▶ _WHAT THE TASK ASKS_
Edit the passage on Indonesian schooling, starting at "Despite his high" and ending after "behind a desk.", so that "baritone" is replaced by "tenor".

They were invited to the NZ capital Wellington by the Indonesian ambassador Amris Hassan who has been pushing for better education ties between the two countries and particularly a memorandum of understanding. He’s also offered to pay for two top Kiwi teachers to visit Indonesia and pass on their skills.

“We have to improve the methodologies used by Indonesian teachers,” Surya said. “We want to create a new system that inspires all students so they really love to learn. We don’t want them to become bored and laze away their time in school.

“Many teachers will resist. These are the people who think that students are empty glasses into which they just pour some knowledge, little caring about the quality. Some even resort to corporal punishment. That cannot be tolerated

“Society is changing and so are standards. Teachers who meet the new expectations also have to be entrepreneurial.”

One of these new breed principals is the effervescent Pono who now gets Rp 10 million (US $1,000) a month for leading a school with 1,320 students. While in NZ he proved his worth by teaching two classes of Kiwi high school girls with skill and style, and was chuffed to learn his name in Maori translates as being true, valid and honest.

Despite his high status position in Indonesian society he had no worries about mixing it with the students at their level, singing Indonesian songs in a rich baritone and abandoning the traditional authoritarian teachers’ position behind a desk.

A major goal of the new Indonesian education policy is to have at least one high quality international school in every one of the nation’s 550 districts. Getting one computer in front of every 20 kids (the ratio is now one to 3,200) is another hope that can’t be done just by sending Bill Gates a handsome cheque.

What’s the point in having lots of laptops if there’s no electricity or Internet access, when classes are so big the teachers can’t recall names, and the first priority is to install enough toilets?

Data drawn from a collection

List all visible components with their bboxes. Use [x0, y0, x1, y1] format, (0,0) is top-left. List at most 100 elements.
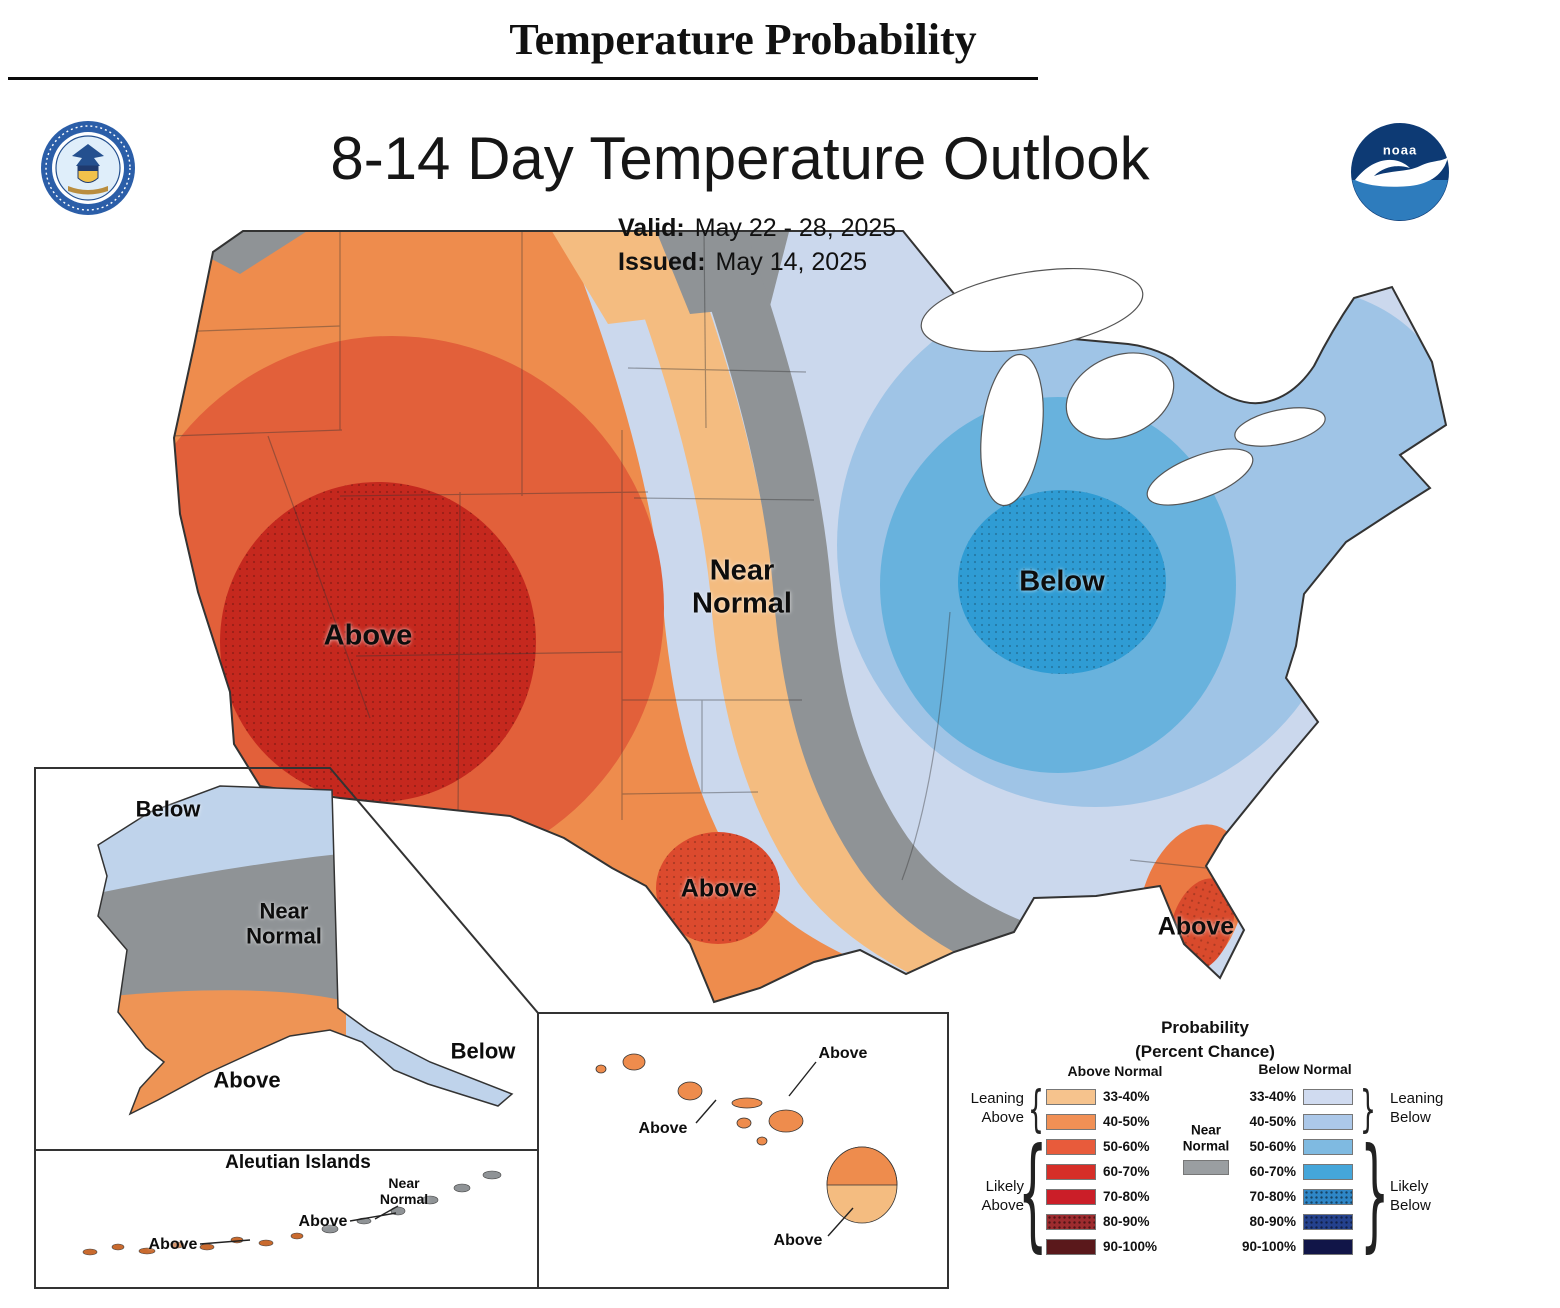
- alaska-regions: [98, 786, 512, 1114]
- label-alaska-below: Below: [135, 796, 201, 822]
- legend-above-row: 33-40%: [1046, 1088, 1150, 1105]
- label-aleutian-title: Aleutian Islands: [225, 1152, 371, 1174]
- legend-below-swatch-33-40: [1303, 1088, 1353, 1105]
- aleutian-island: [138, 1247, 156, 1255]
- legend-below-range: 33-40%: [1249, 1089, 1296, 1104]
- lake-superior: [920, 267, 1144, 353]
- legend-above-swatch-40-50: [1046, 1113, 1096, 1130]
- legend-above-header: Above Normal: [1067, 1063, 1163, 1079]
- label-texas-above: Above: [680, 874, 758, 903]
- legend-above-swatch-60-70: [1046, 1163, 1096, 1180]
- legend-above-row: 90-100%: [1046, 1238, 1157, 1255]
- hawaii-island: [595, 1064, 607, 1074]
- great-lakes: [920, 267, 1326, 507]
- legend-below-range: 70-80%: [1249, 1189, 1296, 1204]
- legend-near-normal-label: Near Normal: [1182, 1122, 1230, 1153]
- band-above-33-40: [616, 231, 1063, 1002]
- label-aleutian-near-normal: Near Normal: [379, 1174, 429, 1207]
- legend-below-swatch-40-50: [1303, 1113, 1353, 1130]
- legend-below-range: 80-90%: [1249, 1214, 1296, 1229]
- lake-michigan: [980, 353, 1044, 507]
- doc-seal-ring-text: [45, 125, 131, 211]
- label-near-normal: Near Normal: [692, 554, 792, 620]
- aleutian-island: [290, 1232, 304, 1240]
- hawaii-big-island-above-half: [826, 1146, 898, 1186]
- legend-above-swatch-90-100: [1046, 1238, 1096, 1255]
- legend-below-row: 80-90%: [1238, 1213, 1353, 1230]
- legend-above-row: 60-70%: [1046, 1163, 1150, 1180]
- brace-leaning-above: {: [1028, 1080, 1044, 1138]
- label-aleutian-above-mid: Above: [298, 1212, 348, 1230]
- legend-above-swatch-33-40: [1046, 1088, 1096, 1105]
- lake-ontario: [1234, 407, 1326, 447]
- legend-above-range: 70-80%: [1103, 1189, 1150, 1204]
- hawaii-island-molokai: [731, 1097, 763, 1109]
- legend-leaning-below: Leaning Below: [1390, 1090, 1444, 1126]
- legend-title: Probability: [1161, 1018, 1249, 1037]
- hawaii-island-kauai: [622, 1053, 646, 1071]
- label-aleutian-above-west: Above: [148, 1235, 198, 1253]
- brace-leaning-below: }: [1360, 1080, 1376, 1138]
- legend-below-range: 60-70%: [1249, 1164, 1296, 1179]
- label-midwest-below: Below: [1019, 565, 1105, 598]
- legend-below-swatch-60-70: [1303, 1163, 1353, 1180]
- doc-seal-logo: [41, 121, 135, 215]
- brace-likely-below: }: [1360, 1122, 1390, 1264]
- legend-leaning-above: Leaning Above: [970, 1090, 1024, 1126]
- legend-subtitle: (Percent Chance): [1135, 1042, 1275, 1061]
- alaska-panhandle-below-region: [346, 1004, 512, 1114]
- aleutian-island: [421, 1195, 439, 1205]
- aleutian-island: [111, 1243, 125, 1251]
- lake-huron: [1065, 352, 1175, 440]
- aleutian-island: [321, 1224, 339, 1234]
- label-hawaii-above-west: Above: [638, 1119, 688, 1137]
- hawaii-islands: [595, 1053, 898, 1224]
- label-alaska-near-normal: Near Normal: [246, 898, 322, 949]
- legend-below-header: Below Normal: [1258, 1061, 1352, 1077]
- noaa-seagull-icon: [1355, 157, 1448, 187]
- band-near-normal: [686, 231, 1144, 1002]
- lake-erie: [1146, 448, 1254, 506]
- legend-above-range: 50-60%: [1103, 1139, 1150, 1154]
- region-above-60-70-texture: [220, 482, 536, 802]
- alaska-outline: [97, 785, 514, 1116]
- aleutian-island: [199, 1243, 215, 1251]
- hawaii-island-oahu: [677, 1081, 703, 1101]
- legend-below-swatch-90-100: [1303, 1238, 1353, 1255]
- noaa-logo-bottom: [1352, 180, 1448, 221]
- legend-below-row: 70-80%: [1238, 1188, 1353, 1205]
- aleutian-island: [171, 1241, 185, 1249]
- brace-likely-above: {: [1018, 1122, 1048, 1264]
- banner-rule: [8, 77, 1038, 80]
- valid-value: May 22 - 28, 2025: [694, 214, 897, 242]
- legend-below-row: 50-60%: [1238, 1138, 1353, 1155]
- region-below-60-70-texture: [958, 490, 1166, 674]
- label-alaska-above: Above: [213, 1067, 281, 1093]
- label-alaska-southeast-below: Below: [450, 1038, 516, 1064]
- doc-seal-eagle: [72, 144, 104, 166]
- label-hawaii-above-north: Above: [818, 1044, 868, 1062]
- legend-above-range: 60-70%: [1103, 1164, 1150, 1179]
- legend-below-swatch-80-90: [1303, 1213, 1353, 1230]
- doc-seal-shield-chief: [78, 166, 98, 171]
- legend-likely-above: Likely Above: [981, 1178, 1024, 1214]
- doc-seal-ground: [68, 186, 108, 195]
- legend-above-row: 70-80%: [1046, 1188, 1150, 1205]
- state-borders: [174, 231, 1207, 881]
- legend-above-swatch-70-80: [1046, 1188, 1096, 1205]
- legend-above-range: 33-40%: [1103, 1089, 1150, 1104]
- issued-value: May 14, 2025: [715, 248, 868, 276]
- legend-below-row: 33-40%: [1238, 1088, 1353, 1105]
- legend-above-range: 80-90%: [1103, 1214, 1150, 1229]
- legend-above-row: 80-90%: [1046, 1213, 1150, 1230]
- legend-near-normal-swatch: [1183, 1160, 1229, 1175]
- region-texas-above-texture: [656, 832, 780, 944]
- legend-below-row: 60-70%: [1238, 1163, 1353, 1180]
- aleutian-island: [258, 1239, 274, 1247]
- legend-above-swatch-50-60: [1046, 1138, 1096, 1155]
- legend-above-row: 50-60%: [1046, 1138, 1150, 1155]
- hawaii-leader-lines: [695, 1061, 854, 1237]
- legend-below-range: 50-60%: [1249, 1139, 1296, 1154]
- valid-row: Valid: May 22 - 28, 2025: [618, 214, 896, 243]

▶ _THE REPLY_
Despite his high status position in Indonesian society he had no worries about mixing it with the students at their level, singing Indonesian songs in a rich tenor and abandoning the traditional authoritarian teachers’ position behind a desk.